- **Work instructions**
Repeat each record exactly as written, and drop any images.

- **Stored data**

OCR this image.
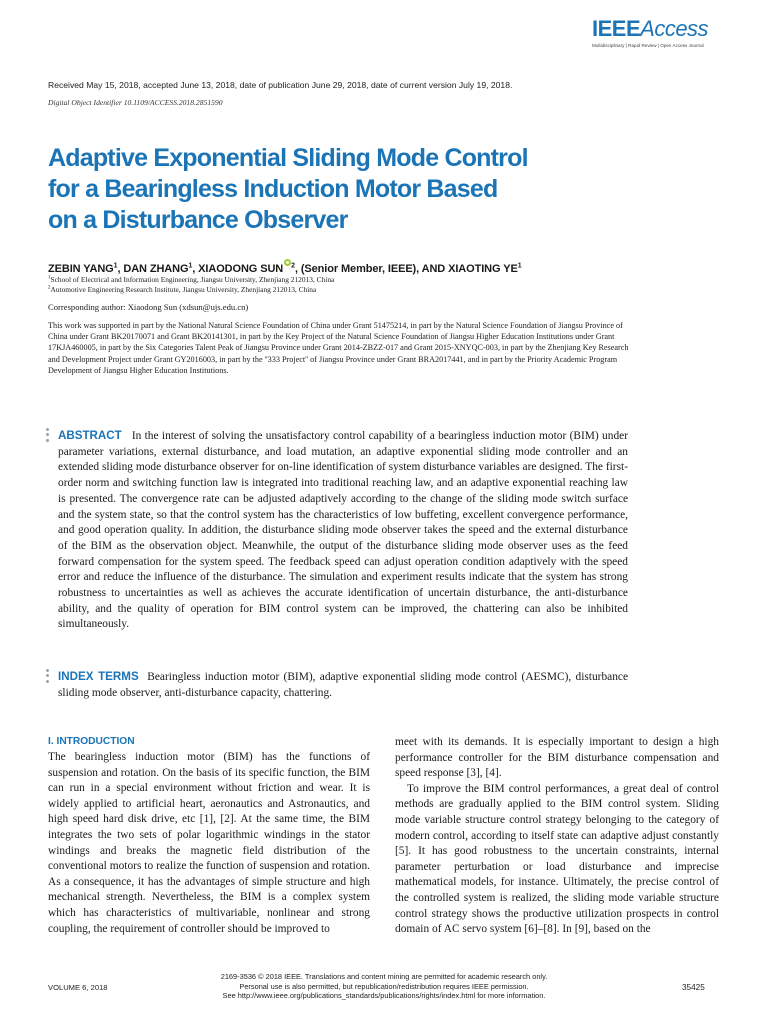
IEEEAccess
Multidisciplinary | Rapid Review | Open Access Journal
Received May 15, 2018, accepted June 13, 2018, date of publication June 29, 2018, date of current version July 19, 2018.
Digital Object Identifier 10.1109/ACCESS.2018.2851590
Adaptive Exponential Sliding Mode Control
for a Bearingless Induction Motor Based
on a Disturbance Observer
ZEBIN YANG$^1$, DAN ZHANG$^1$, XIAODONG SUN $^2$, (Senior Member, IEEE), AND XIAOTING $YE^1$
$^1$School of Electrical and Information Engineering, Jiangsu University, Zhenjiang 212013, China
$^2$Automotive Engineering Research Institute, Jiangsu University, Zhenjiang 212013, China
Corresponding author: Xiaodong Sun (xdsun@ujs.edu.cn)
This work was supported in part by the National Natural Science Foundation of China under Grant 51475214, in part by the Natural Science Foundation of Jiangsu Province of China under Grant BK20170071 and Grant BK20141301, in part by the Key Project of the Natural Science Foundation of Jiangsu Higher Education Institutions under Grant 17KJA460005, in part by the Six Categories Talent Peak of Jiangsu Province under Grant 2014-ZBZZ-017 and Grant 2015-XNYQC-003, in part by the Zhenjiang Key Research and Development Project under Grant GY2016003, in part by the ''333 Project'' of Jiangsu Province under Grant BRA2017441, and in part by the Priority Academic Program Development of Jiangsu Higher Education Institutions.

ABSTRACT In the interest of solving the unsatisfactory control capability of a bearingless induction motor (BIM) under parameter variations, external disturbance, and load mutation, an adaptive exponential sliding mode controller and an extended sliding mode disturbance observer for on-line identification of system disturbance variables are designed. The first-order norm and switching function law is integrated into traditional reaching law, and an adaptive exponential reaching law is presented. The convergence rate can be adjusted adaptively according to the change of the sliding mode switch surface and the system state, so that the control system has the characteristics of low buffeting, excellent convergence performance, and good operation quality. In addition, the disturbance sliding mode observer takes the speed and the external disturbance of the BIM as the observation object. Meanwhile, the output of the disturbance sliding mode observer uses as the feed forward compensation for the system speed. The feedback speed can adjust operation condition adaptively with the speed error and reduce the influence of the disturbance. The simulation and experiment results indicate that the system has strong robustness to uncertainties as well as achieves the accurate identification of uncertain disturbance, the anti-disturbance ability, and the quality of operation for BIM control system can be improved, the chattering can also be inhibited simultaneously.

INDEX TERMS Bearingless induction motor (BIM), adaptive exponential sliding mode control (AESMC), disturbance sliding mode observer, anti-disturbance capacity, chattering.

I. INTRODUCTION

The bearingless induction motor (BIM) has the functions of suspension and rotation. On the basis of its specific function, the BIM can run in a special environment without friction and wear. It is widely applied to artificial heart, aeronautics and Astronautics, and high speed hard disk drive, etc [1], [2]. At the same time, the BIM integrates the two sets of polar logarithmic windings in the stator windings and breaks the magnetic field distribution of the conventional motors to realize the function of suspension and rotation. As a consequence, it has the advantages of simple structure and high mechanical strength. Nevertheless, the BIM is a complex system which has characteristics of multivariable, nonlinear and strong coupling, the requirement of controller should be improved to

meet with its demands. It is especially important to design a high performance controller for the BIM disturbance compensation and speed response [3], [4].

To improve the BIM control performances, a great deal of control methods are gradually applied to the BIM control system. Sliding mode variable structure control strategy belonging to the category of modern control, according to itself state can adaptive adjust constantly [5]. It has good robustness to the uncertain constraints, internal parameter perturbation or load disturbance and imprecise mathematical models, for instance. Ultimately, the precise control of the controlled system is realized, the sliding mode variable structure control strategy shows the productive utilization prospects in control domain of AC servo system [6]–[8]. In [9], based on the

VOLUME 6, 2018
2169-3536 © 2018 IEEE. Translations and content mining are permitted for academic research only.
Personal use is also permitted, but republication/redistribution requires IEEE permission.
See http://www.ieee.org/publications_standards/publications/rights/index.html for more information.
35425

- **Response for this exercise**
OCR this image.
IEEEAccess
Multidisciplinary | Rapid Review | Open Access Journal
Received May 15, 2018, accepted June 13, 2018, date of publication June 29, 2018, date of current version July 19, 2018.
Digital Object Identifier 10.1109/ACCESS.2018.2851590
Adaptive Exponential Sliding Mode Control
for a Bearingless Induction Motor Based
on a Disturbance Observer
ZEBIN YANG$^1$, DAN ZHANG$^1$, XIAODONG SUN $^2$, (Senior Member, IEEE), AND XIAOTING $YE^1$
$^1$School of Electrical and Information Engineering, Jiangsu University, Zhenjiang 212013, China
$^2$Automotive Engineering Research Institute, Jiangsu University, Zhenjiang 212013, China
Corresponding author: Xiaodong Sun (xdsun@ujs.edu.cn)
This work was supported in part by the National Natural Science Foundation of China under Grant 51475214, in part by the Natural Science Foundation of Jiangsu Province of China under Grant BK20170071 and Grant BK20141301, in part by the Key Project of the Natural Science Foundation of Jiangsu Higher Education Institutions under Grant 17KJA460005, in part by the Six Categories Talent Peak of Jiangsu Province under Grant 2014-ZBZZ-017 and Grant 2015-XNYQC-003, in part by the Zhenjiang Key Research and Development Project under Grant GY2016003, in part by the ''333 Project'' of Jiangsu Province under Grant BRA2017441, and in part by the Priority Academic Program Development of Jiangsu Higher Education Institutions.

ABSTRACT In the interest of solving the unsatisfactory control capability of a bearingless induction motor (BIM) under parameter variations, external disturbance, and load mutation, an adaptive exponential sliding mode controller and an extended sliding mode disturbance observer for on-line identification of system disturbance variables are designed. The first-order norm and switching function law is integrated into traditional reaching law, and an adaptive exponential reaching law is presented. The convergence rate can be adjusted adaptively according to the change of the sliding mode switch surface and the system state, so that the control system has the characteristics of low buffeting, excellent convergence performance, and good operation quality. In addition, the disturbance sliding mode observer takes the speed and the external disturbance of the BIM as the observation object. Meanwhile, the output of the disturbance sliding mode observer uses as the feed forward compensation for the system speed. The feedback speed can adjust operation condition adaptively with the speed error and reduce the influence of the disturbance. The simulation and experiment results indicate that the system has strong robustness to uncertainties as well as achieves the accurate identification of uncertain disturbance, the anti-disturbance ability, and the quality of operation for BIM control system can be improved, the chattering can also be inhibited simultaneously.

INDEX TERMS Bearingless induction motor (BIM), adaptive exponential sliding mode control (AESMC), disturbance sliding mode observer, anti-disturbance capacity, chattering.

I. INTRODUCTION

The bearingless induction motor (BIM) has the functions of suspension and rotation. On the basis of its specific function, the BIM can run in a special environment without friction and wear. It is widely applied to artificial heart, aeronautics and Astronautics, and high speed hard disk drive, etc [1], [2]. At the same time, the BIM integrates the two sets of polar logarithmic windings in the stator windings and breaks the magnetic field distribution of the conventional motors to realize the function of suspension and rotation. As a consequence, it has the advantages of simple structure and high mechanical strength. Nevertheless, the BIM is a complex system which has characteristics of multivariable, nonlinear and strong coupling, the requirement of controller should be improved to

meet with its demands. It is especially important to design a high performance controller for the BIM disturbance compensation and speed response [3], [4].

To improve the BIM control performances, a great deal of control methods are gradually applied to the BIM control system. Sliding mode variable structure control strategy belonging to the category of modern control, according to itself state can adaptive adjust constantly [5]. It has good robustness to the uncertain constraints, internal parameter perturbation or load disturbance and imprecise mathematical models, for instance. Ultimately, the precise control of the controlled system is realized, the sliding mode variable structure control strategy shows the productive utilization prospects in control domain of AC servo system [6]–[8]. In [9], based on the

VOLUME 6, 2018
2169-3536 © 2018 IEEE. Translations and content mining are permitted for academic research only.
Personal use is also permitted, but republication/redistribution requires IEEE permission.
See http://www.ieee.org/publications_standards/publications/rights/index.html for more information.
35425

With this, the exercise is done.